Directions for this task
Every line must be returned precisely as it is written.

(Data records)

####################

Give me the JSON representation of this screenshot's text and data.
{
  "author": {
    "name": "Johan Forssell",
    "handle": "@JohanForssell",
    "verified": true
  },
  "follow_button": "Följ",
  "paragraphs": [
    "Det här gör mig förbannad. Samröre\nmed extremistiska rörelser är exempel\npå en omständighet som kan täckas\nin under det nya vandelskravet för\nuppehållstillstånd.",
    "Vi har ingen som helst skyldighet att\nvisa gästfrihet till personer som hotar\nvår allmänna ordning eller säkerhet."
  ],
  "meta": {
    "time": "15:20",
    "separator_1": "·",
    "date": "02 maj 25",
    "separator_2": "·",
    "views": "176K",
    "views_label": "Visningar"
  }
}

####################

Response
Give me the JSON representation of this screenshot's text and data.
{
  "author": {
    "name": "Johan Forssell",
    "handle": "@JohanForssell",
    "verified": true
  },
  "follow_button": "Följ",
  "paragraphs": [
    "Det här gör mig förbannad. Samröre\nmed extremistiska rörelser är exempel\npå en omständighet som kan täckas\nin under det nya vandelskravet för\nuppehållstillstånd.",
    "Vi har ingen som helst skyldighet att\nvisa gästfrihet till personer som hotar\nvår allmänna ordning eller säkerhet."
  ],
  "meta": {
    "time": "15:20",
    "separator_1": "·",
    "date": "02 maj 25",
    "separator_2": "·",
    "views": "176K",
    "views_label": "Visningar"
  }
}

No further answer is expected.